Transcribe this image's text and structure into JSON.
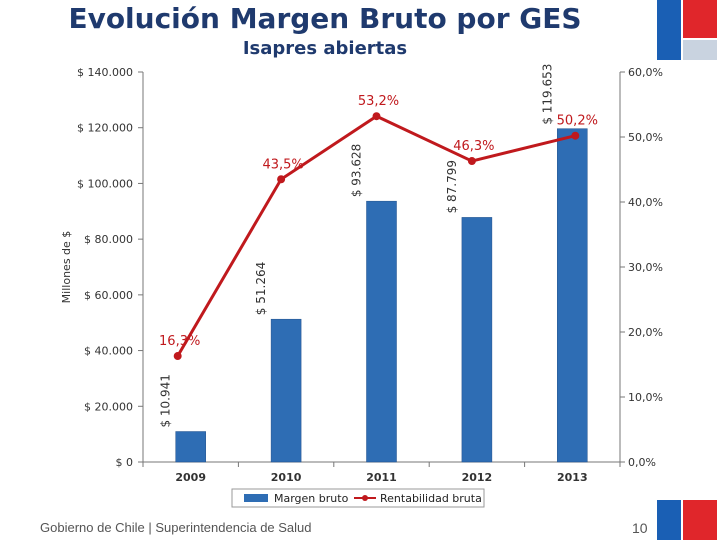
{
  "slide": {
    "title": "Evolución Margen Bruto por GES",
    "subtitle": "Isapres abiertas",
    "footer": "Gobierno de Chile | Superintendencia de Salud",
    "page_number": "10"
  },
  "colors": {
    "title": "#1f3a6e",
    "bar": "#2e6db4",
    "line": "#c0191d",
    "flag_blue": "#1a5fb4",
    "flag_red": "#e0262b"
  },
  "chart_data": {
    "type": "bar",
    "categories": [
      "2009",
      "2010",
      "2011",
      "2012",
      "2013"
    ],
    "ylabel": "Millones de $",
    "ylim": [
      0,
      140000
    ],
    "y2lim": [
      0,
      60
    ],
    "yticks": [
      "$ 0",
      "$ 20.000",
      "$ 40.000",
      "$ 60.000",
      "$ 80.000",
      "$ 100.000",
      "$ 120.000",
      "$ 140.000"
    ],
    "y2ticks": [
      "0,0%",
      "10,0%",
      "20,0%",
      "30,0%",
      "40,0%",
      "50,0%",
      "60,0%"
    ],
    "series": [
      {
        "name": "Margen bruto",
        "kind": "bar",
        "axis": "left",
        "values": [
          10941,
          51264,
          93628,
          87799,
          119653
        ],
        "labels": [
          "$ 10.941",
          "$ 51.264",
          "$ 93.628",
          "$ 87.799",
          "$ 119.653"
        ]
      },
      {
        "name": "Rentabilidad bruta",
        "kind": "line",
        "axis": "right",
        "values": [
          16.3,
          43.5,
          53.2,
          46.3,
          50.2
        ],
        "labels": [
          "16,3%",
          "43,5%",
          "53,2%",
          "46,3%",
          "50,2%"
        ]
      }
    ],
    "legend": "bottom",
    "grid": false
  }
}
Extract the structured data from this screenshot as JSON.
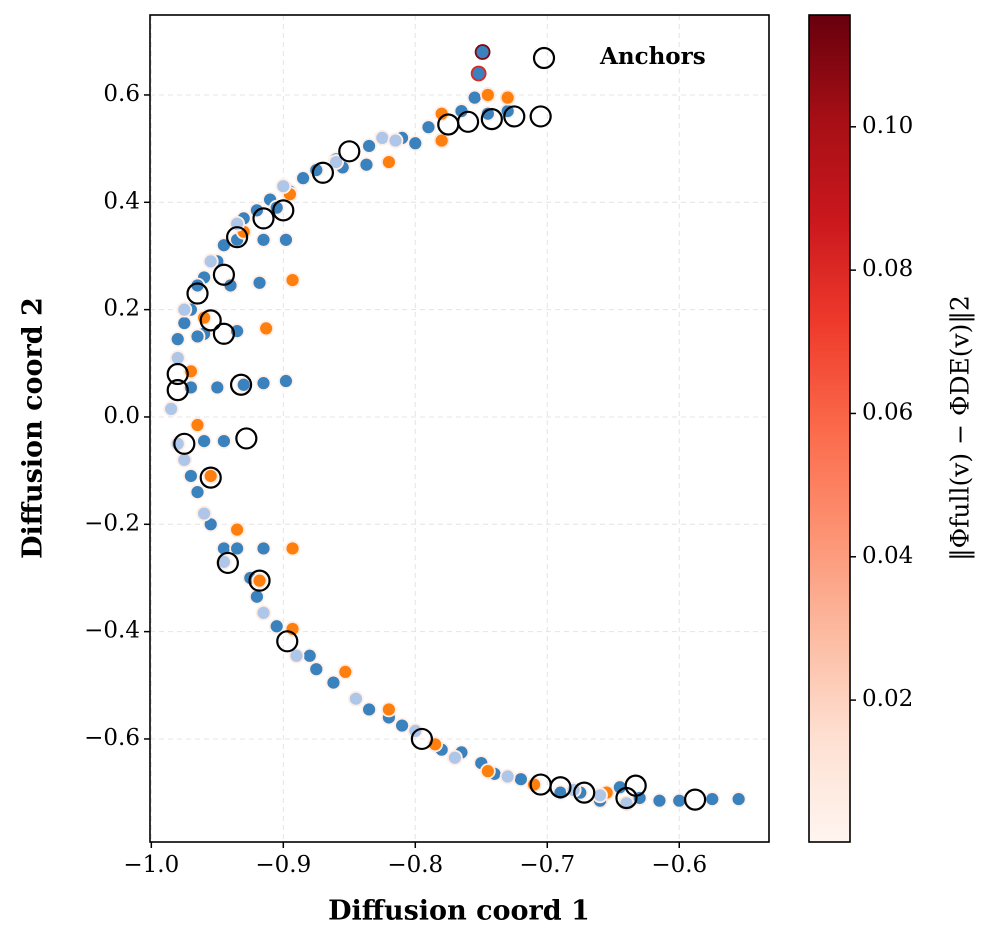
{
  "chart_data": {
    "type": "scatter",
    "xlabel": "Diffusion coord 1",
    "ylabel": "Diffusion coord 2",
    "xlim": [
      -1.001,
      -0.532
    ],
    "ylim": [
      -0.792,
      0.749
    ],
    "xticks": [
      {
        "value": -1.0,
        "label": "−1.0"
      },
      {
        "value": -0.9,
        "label": "−0.9"
      },
      {
        "value": -0.8,
        "label": "−0.8"
      },
      {
        "value": -0.7,
        "label": "−0.7"
      },
      {
        "value": -0.6,
        "label": "−0.6"
      }
    ],
    "yticks": [
      {
        "value": -0.6,
        "label": "−0.6"
      },
      {
        "value": -0.4,
        "label": "−0.4"
      },
      {
        "value": -0.2,
        "label": "−0.2"
      },
      {
        "value": 0,
        "label": "0.0"
      },
      0.2,
      0.4,
      0.6
    ],
    "grid": true,
    "legend": "upper right",
    "series": [
      {
        "color": "#3a82bd",
        "x": [
          -0.749,
          -0.752,
          -0.755,
          -0.765,
          -0.79,
          -0.81,
          -0.8,
          -0.835,
          -0.837,
          -0.855,
          -0.86,
          -0.875,
          -0.885,
          -0.895,
          -0.91,
          -0.905,
          -0.92,
          -0.93,
          -0.935,
          -0.915,
          -0.898,
          -0.945,
          -0.95,
          -0.96,
          -0.965,
          -0.94,
          -0.918,
          -0.97,
          -0.975,
          -0.96,
          -0.965,
          -0.935,
          -0.98,
          -0.97,
          -0.95,
          -0.93,
          -0.915,
          -0.898,
          -0.96,
          -0.945,
          -0.97,
          -0.965,
          -0.955,
          -0.945,
          -0.935,
          -0.915,
          -0.925,
          -0.92,
          -0.905,
          -0.88,
          -0.875,
          -0.862,
          -0.835,
          -0.82,
          -0.81,
          -0.78,
          -0.765,
          -0.75,
          -0.74,
          -0.72,
          -0.69,
          -0.675,
          -0.66,
          -0.645,
          -0.63,
          -0.615,
          -0.6,
          -0.575,
          -0.555,
          -0.745,
          -0.73
        ],
        "values": [
          0.68,
          0.64,
          0.595,
          0.57,
          0.54,
          0.52,
          0.51,
          0.505,
          0.47,
          0.465,
          0.48,
          0.46,
          0.445,
          0.42,
          0.405,
          0.39,
          0.385,
          0.37,
          0.33,
          0.33,
          0.33,
          0.32,
          0.29,
          0.26,
          0.245,
          0.245,
          0.25,
          0.2,
          0.175,
          0.155,
          0.15,
          0.16,
          0.145,
          0.055,
          0.055,
          0.06,
          0.063,
          0.067,
          -0.045,
          -0.045,
          -0.11,
          -0.14,
          -0.2,
          -0.245,
          -0.245,
          -0.245,
          -0.3,
          -0.335,
          -0.39,
          -0.445,
          -0.47,
          -0.495,
          -0.545,
          -0.56,
          -0.575,
          -0.62,
          -0.625,
          -0.645,
          -0.665,
          -0.675,
          -0.7,
          -0.7,
          -0.715,
          -0.69,
          -0.71,
          -0.715,
          -0.715,
          -0.712,
          -0.712,
          0.565,
          0.57
        ],
        "errors": [
          0.11,
          0.08,
          0.004,
          0.003,
          0.003,
          0.003,
          0.003,
          0.003,
          0.003,
          0.003,
          0.003,
          0.003,
          0.003,
          0.003,
          0.003,
          0.003,
          0.003,
          0.003,
          0.003,
          0.003,
          0.003,
          0.003,
          0.003,
          0.003,
          0.003,
          0.003,
          0.003,
          0.003,
          0.003,
          0.003,
          0.003,
          0.003,
          0.003,
          0.003,
          0.003,
          0.003,
          0.003,
          0.003,
          0.003,
          0.003,
          0.003,
          0.003,
          0.003,
          0.003,
          0.003,
          0.003,
          0.003,
          0.003,
          0.003,
          0.003,
          0.003,
          0.003,
          0.003,
          0.003,
          0.003,
          0.003,
          0.003,
          0.003,
          0.003,
          0.003,
          0.003,
          0.003,
          0.01,
          0.003,
          0.003,
          0.003,
          0.003,
          0.003,
          0.003,
          0.003,
          0.003
        ]
      },
      {
        "color": "#ff7f0e",
        "x": [
          -0.745,
          -0.73,
          -0.78,
          -0.78,
          -0.82,
          -0.895,
          -0.93,
          -0.893,
          -0.96,
          -0.913,
          -0.97,
          -0.965,
          -0.955,
          -0.935,
          -0.893,
          -0.918,
          -0.893,
          -0.853,
          -0.82,
          -0.785,
          -0.745,
          -0.71,
          -0.655
        ],
        "values": [
          0.6,
          0.595,
          0.565,
          0.515,
          0.475,
          0.415,
          0.345,
          0.255,
          0.185,
          0.165,
          0.085,
          -0.015,
          -0.11,
          -0.21,
          -0.245,
          -0.305,
          -0.395,
          -0.475,
          -0.545,
          -0.61,
          -0.66,
          -0.685,
          -0.7
        ],
        "errors": [
          0.01,
          0.01,
          0.005,
          0.01,
          0.005,
          0.005,
          0.005,
          0.005,
          0.005,
          0.005,
          0.005,
          0.005,
          0.005,
          0.005,
          0.005,
          0.005,
          0.005,
          0.005,
          0.005,
          0.005,
          0.005,
          0.005,
          0.005
        ]
      },
      {
        "color": "#aec7e8",
        "x": [
          -0.825,
          -0.815,
          -0.86,
          -0.9,
          -0.935,
          -0.955,
          -0.975,
          -0.98,
          -0.985,
          -0.98,
          -0.975,
          -0.96,
          -0.945,
          -0.915,
          -0.89,
          -0.845,
          -0.8,
          -0.77,
          -0.73,
          -0.68,
          -0.66,
          -0.64
        ],
        "values": [
          0.52,
          0.515,
          0.475,
          0.43,
          0.36,
          0.29,
          0.2,
          0.11,
          0.015,
          -0.05,
          -0.08,
          -0.18,
          -0.27,
          -0.365,
          -0.445,
          -0.525,
          -0.585,
          -0.635,
          -0.67,
          -0.695,
          -0.705,
          -0.72
        ],
        "errors": [
          0.005,
          0.005,
          0.005,
          0.005,
          0.005,
          0.005,
          0.005,
          0.005,
          0.005,
          0.005,
          0.005,
          0.005,
          0.005,
          0.005,
          0.005,
          0.005,
          0.005,
          0.005,
          0.005,
          0.005,
          0.005,
          0.01
        ]
      },
      {
        "name": "Anchors",
        "color": "#000000",
        "hollow": true,
        "x": [
          -0.705,
          -0.725,
          -0.742,
          -0.76,
          -0.775,
          -0.85,
          -0.87,
          -0.9,
          -0.915,
          -0.935,
          -0.945,
          -0.965,
          -0.955,
          -0.945,
          -0.98,
          -0.98,
          -0.932,
          -0.975,
          -0.928,
          -0.955,
          -0.942,
          -0.918,
          -0.897,
          -0.795,
          -0.705,
          -0.69,
          -0.672,
          -0.64,
          -0.633,
          -0.588
        ],
        "values": [
          0.56,
          0.56,
          0.555,
          0.55,
          0.545,
          0.495,
          0.455,
          0.385,
          0.37,
          0.335,
          0.265,
          0.23,
          0.18,
          0.155,
          0.08,
          0.05,
          0.06,
          -0.05,
          -0.04,
          -0.113,
          -0.272,
          -0.305,
          -0.418,
          -0.6,
          -0.685,
          -0.69,
          -0.7,
          -0.71,
          -0.687,
          -0.713
        ]
      }
    ],
    "colorbar": {
      "label": "‖Φfull(v) − ΦDE(v)‖2",
      "lim": [
        0.0002,
        0.1156
      ],
      "ticks": [
        0.02,
        0.04,
        0.06,
        0.08,
        {
          "value": 0.1,
          "label": "0.10"
        }
      ],
      "colors": [
        "#fff5f0",
        "#fee0d2",
        "#fcbba1",
        "#fc9272",
        "#fb6a4a",
        "#ef3b2c",
        "#cb181d",
        "#a50f15",
        "#67000d"
      ]
    }
  }
}
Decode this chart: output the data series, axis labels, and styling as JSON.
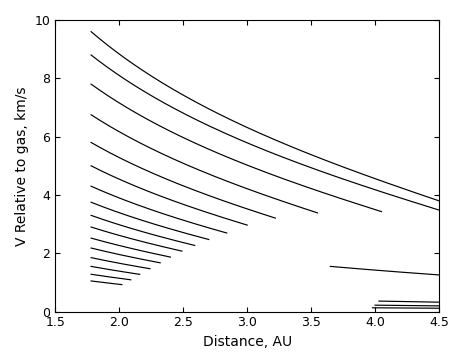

- - - - -

TO DO:
Show the lines of the data that hold the word "name".

REPLY:
        "name": "Margen bruto",
        "name": "Rentabilidad bruta",
        "name": "Anchors",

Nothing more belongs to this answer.